- [Given exercise] Take from the listing each line that has the string "Vergnügen".

** Begin **

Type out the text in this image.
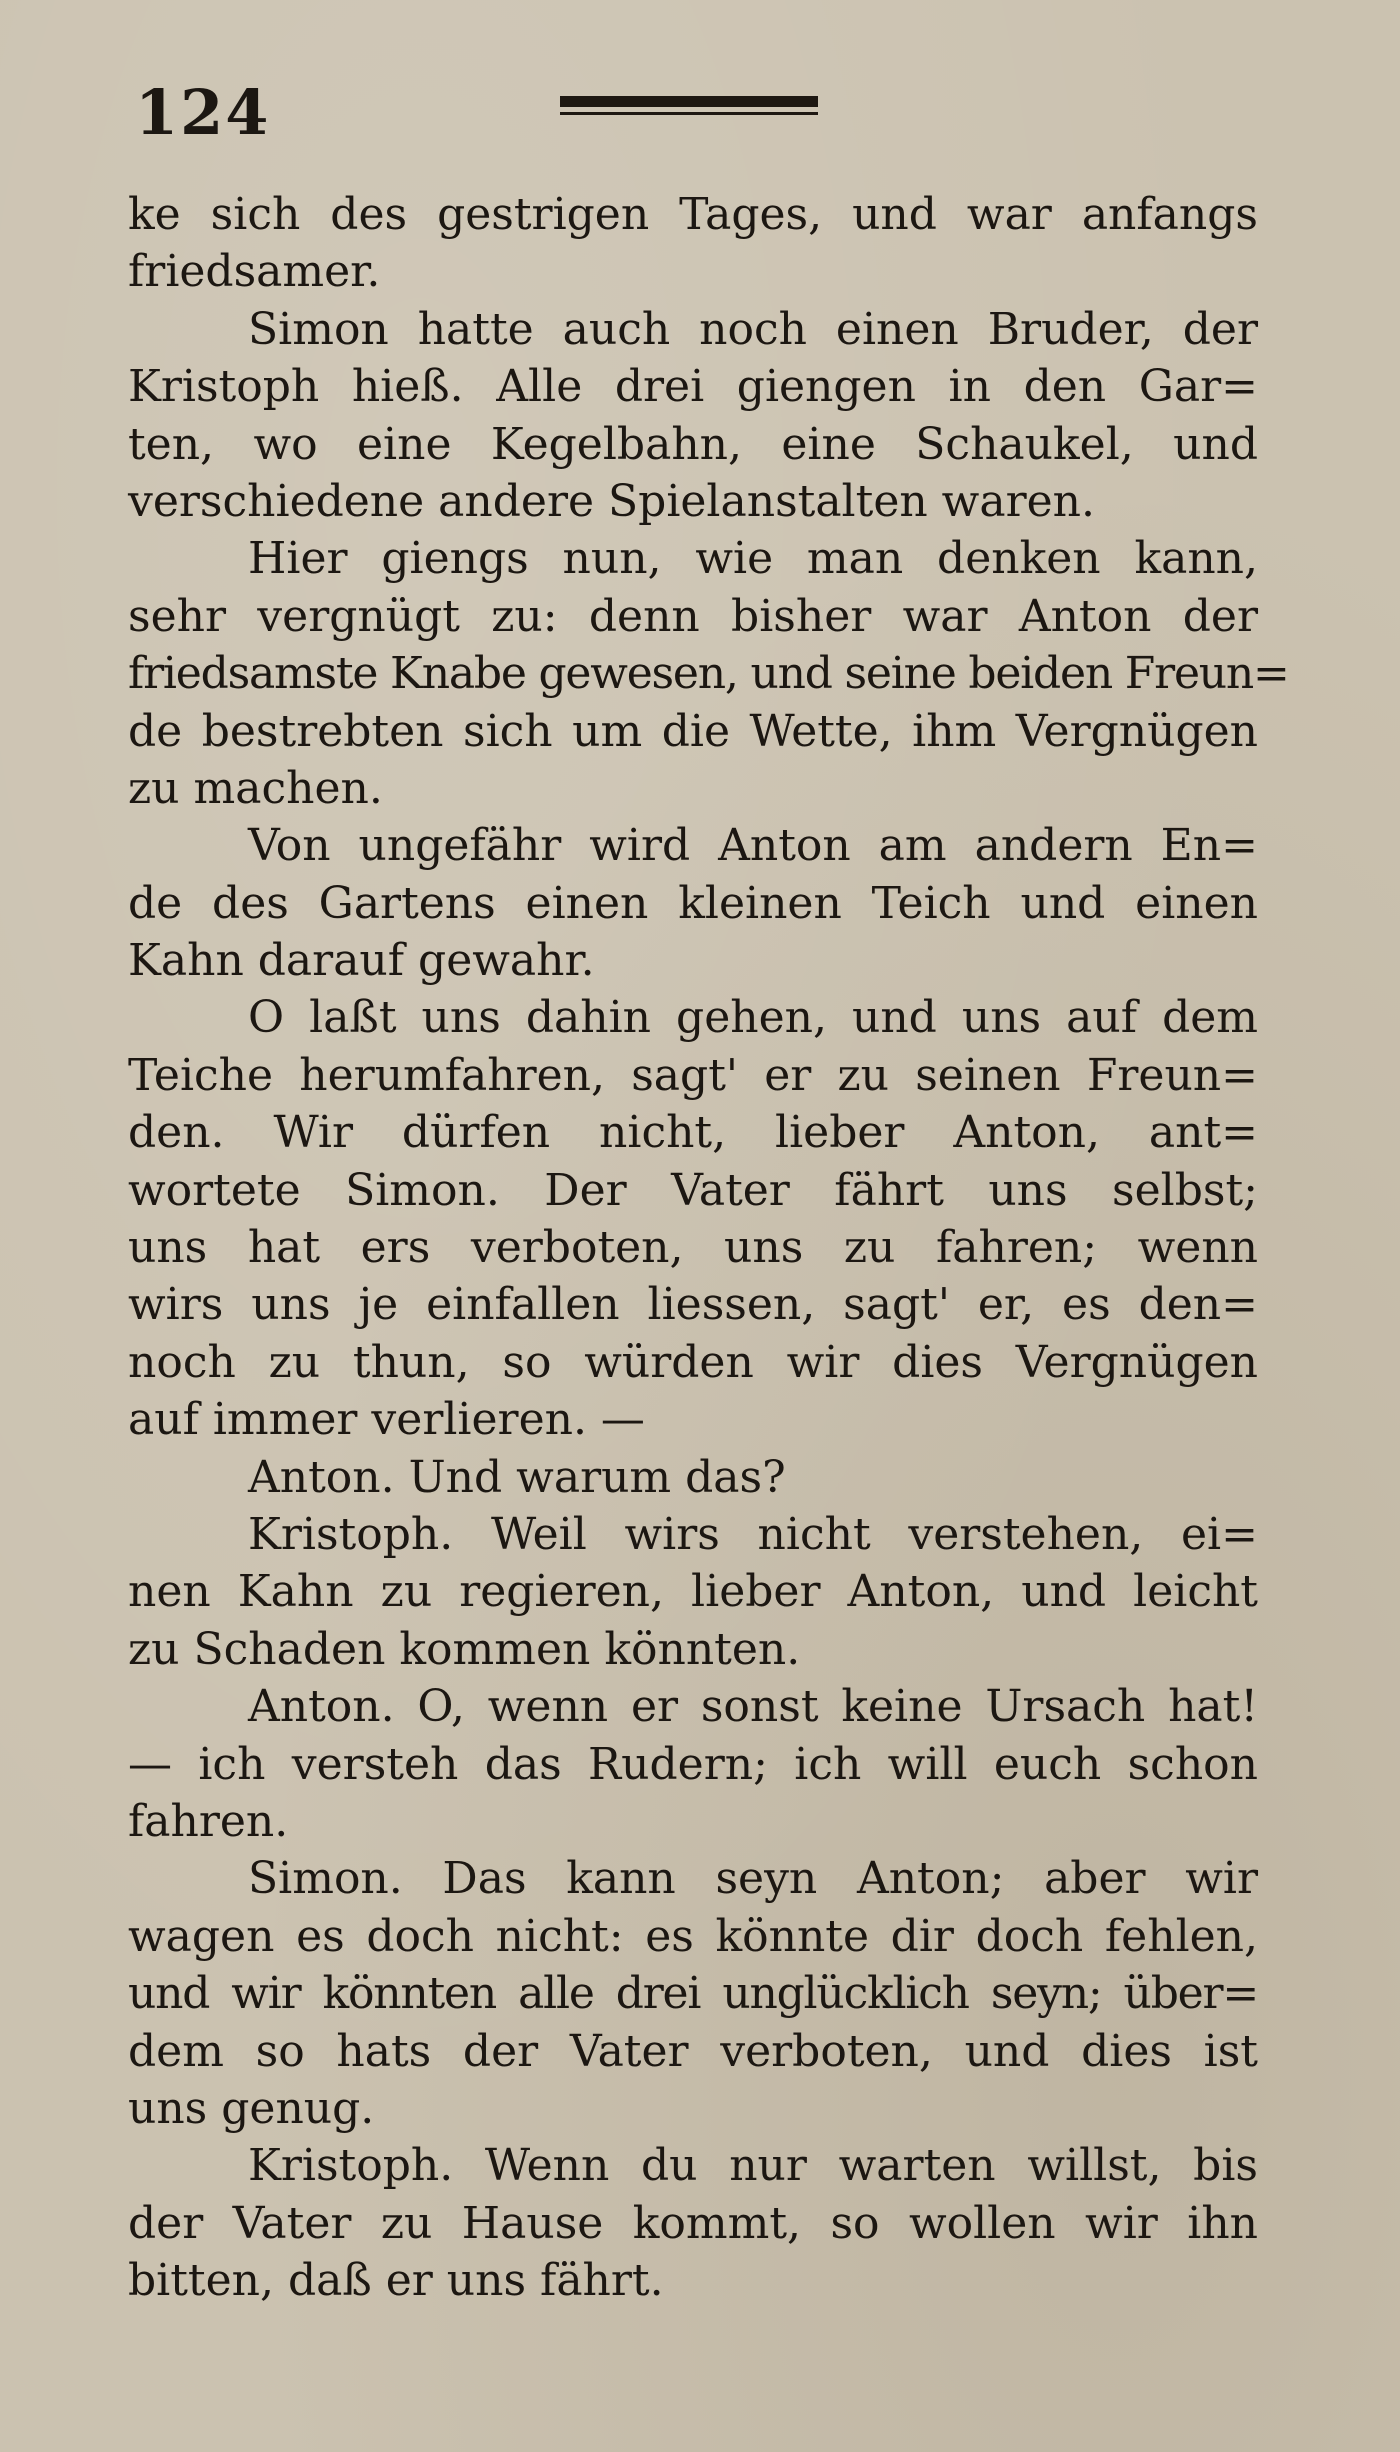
124
ke sich des gestrigen Tages, und war anfangs
friedsamer.
Simon hatte auch noch einen Bruder, der
Kristoph hieß. Alle drei giengen in den Gar=
ten, wo eine Kegelbahn, eine Schaukel, und
verschiedene andere Spielanstalten waren.
Hier giengs nun, wie man denken kann,
sehr vergnügt zu: denn bisher war Anton der
friedsamste Knabe gewesen, und seine beiden Freun=
de bestrebten sich um die Wette, ihm Vergnügen
zu machen.
Von ungefähr wird Anton am andern En=
de des Gartens einen kleinen Teich und einen
Kahn darauf gewahr.
O laßt uns dahin gehen, und uns auf dem
Teiche herumfahren, sagt' er zu seinen Freun=
den. Wir dürfen nicht, lieber Anton, ant=
wortete Simon. Der Vater fährt uns selbst;
uns hat ers verboten, uns zu fahren; wenn
wirs uns je einfallen liessen, sagt' er, es den=
noch zu thun, so würden wir dies Vergnügen
auf immer verlieren. —
Anton. Und warum das?
Kristoph. Weil wirs nicht verstehen, ei=
nen Kahn zu regieren, lieber Anton, und leicht
zu Schaden kommen könnten.
Anton. O, wenn er sonst keine Ursach hat!
— ich versteh das Rudern; ich will euch schon
fahren.
Simon. Das kann seyn Anton; aber wir
wagen es doch nicht: es könnte dir doch fehlen,
und wir könnten alle drei unglücklich seyn; über=
dem so hats der Vater verboten, und dies ist
uns genug.
Kristoph. Wenn du nur warten willst, bis
der Vater zu Hause kommt, so wollen wir ihn
bitten, daß er uns fährt.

** End **

- [Answer to this problem]
de bestrebten sich um die Wette, ihm Vergnügen
noch zu thun, so würden wir dies Vergnügen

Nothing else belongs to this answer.